▶ **Written problem**:
Every line below that mentions the word "Semiángulo" should be copied out.

[Stored data entries]
--------------------------------

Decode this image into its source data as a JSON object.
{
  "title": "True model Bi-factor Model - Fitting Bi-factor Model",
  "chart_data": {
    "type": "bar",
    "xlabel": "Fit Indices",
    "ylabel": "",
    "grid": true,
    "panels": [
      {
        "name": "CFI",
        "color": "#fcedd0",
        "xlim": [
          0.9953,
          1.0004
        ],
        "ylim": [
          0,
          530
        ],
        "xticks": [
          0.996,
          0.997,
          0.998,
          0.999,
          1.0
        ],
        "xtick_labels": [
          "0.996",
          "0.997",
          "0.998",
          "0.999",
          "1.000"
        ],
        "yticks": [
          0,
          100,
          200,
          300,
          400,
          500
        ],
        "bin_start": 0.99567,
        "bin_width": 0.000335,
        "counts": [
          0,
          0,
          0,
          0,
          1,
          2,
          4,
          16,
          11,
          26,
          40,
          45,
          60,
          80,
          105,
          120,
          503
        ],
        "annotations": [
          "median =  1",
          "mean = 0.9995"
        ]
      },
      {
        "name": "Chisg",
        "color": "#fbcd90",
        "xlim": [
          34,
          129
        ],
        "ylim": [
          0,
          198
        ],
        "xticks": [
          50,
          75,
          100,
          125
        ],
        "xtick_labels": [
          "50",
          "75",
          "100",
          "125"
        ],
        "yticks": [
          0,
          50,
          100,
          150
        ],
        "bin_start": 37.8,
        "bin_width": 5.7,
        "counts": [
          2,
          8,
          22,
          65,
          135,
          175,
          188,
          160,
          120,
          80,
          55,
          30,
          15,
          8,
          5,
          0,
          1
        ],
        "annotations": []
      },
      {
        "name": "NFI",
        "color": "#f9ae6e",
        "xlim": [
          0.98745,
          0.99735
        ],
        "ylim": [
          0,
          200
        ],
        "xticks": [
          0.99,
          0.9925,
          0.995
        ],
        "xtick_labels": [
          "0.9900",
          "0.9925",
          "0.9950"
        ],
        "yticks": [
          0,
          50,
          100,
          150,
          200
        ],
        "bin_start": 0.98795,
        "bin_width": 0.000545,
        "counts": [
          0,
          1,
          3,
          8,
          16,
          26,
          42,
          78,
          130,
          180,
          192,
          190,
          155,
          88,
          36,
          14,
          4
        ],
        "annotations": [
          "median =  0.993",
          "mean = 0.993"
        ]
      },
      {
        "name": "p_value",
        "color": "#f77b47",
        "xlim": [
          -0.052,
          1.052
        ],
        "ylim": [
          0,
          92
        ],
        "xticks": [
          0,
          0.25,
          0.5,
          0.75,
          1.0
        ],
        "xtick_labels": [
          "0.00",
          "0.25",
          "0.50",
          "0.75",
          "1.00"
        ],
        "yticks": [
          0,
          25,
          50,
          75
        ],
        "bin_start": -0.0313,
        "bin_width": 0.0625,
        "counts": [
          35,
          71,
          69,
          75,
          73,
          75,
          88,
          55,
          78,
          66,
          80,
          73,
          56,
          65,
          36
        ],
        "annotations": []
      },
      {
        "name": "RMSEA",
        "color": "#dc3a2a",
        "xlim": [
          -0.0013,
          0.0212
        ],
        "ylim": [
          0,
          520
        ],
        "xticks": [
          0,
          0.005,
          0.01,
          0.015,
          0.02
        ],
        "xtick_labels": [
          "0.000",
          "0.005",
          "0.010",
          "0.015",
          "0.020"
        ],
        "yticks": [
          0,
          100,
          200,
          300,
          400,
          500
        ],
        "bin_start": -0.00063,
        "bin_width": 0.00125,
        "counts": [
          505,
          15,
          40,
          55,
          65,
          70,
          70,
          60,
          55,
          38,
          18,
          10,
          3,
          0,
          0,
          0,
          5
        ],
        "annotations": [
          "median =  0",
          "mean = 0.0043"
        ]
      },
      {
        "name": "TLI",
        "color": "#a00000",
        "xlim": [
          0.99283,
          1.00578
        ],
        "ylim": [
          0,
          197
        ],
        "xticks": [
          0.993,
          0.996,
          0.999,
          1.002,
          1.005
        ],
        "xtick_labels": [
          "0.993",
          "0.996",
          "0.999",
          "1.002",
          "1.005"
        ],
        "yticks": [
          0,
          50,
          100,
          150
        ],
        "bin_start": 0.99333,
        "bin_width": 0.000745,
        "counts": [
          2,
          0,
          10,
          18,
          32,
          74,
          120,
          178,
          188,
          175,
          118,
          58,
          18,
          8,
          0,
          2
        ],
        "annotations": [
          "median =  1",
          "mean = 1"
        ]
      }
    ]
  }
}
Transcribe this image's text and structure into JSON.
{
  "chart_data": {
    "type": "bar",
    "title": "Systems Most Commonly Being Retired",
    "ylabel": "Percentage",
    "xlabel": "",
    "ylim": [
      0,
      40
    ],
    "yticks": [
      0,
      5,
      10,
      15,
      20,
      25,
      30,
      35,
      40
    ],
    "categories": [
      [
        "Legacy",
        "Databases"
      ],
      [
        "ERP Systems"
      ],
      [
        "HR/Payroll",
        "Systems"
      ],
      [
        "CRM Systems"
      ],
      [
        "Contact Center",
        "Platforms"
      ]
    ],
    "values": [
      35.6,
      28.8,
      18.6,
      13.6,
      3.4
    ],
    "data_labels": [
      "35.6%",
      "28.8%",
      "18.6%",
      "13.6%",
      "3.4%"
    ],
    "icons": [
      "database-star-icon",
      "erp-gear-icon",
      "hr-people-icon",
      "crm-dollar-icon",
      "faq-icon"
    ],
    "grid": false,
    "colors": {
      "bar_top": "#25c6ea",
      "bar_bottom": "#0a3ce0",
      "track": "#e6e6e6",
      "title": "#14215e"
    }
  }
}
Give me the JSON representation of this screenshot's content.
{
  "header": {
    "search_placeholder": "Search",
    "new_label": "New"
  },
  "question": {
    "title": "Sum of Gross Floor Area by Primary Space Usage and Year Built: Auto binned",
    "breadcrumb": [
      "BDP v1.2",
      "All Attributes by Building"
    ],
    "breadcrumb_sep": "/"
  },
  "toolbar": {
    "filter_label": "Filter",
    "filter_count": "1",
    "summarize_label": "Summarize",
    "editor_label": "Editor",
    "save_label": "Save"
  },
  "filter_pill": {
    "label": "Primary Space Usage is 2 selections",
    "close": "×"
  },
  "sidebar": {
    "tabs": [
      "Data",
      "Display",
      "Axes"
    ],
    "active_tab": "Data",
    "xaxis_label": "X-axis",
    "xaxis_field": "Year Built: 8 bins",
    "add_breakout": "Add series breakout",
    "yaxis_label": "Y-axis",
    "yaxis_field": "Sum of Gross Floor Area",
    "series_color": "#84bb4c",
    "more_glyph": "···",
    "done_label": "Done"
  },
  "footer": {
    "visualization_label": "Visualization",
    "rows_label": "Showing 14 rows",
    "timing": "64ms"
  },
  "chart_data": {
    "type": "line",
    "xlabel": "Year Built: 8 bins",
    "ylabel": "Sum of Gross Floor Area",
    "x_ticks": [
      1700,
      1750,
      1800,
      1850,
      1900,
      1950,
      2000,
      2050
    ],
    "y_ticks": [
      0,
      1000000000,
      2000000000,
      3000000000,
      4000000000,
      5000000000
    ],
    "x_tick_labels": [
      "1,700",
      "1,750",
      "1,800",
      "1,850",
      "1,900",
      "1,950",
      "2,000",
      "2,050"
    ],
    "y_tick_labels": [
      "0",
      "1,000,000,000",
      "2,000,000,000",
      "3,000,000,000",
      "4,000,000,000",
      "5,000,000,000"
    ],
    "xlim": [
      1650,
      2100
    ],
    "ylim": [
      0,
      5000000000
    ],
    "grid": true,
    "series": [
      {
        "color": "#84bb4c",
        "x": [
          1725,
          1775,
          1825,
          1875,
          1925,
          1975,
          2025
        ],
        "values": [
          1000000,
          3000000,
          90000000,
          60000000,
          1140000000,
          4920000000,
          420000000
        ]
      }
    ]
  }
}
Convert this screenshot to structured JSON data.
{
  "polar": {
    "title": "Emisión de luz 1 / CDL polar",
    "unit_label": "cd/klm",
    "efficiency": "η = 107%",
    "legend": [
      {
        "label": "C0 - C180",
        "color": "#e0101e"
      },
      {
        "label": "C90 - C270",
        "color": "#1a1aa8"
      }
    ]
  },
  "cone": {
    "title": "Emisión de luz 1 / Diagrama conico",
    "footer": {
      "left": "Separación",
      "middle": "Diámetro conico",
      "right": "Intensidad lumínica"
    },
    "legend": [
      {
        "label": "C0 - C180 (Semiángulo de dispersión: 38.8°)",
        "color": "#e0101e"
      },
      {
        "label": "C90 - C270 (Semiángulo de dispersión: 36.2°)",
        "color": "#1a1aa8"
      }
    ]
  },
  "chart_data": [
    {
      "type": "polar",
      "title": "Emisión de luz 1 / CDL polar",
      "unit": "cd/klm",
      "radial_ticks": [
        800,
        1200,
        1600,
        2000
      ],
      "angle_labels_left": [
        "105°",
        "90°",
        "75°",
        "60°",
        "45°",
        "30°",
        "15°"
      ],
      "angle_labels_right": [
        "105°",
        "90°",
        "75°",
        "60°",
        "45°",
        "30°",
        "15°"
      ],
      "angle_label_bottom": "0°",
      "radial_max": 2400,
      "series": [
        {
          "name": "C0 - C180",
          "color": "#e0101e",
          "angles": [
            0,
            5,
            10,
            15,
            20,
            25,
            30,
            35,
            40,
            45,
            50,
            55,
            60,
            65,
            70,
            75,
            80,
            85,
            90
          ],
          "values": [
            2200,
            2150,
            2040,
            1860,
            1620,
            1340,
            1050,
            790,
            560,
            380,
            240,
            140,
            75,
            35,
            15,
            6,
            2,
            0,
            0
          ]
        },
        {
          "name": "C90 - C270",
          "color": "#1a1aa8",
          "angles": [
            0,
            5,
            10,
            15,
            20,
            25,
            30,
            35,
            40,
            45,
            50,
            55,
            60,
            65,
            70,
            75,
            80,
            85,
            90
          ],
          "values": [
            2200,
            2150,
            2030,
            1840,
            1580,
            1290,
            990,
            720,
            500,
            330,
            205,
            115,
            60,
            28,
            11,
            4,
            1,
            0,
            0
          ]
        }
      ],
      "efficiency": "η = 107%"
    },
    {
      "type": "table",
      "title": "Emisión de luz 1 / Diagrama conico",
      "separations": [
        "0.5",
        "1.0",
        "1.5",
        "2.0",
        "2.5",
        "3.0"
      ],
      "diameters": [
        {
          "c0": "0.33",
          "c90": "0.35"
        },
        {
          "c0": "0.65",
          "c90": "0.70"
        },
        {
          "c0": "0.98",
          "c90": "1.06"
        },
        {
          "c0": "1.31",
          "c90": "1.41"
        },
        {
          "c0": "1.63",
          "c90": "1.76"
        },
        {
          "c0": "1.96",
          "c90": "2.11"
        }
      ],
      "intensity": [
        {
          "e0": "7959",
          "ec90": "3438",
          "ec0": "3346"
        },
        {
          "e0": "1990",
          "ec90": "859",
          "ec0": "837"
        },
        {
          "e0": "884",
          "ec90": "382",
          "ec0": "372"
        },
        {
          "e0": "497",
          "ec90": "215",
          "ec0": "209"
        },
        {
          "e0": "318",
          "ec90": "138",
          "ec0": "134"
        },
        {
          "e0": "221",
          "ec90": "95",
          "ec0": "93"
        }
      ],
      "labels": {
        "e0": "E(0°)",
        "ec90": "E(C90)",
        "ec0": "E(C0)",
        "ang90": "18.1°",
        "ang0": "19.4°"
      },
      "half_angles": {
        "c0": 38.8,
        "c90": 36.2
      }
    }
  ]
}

--------------------------------

▶ **Reply**:
        "label": "C0 - C180 (Semiángulo de dispersión: 38.8°)",
        "label": "C90 - C270 (Semiángulo de dispersión: 36.2°)",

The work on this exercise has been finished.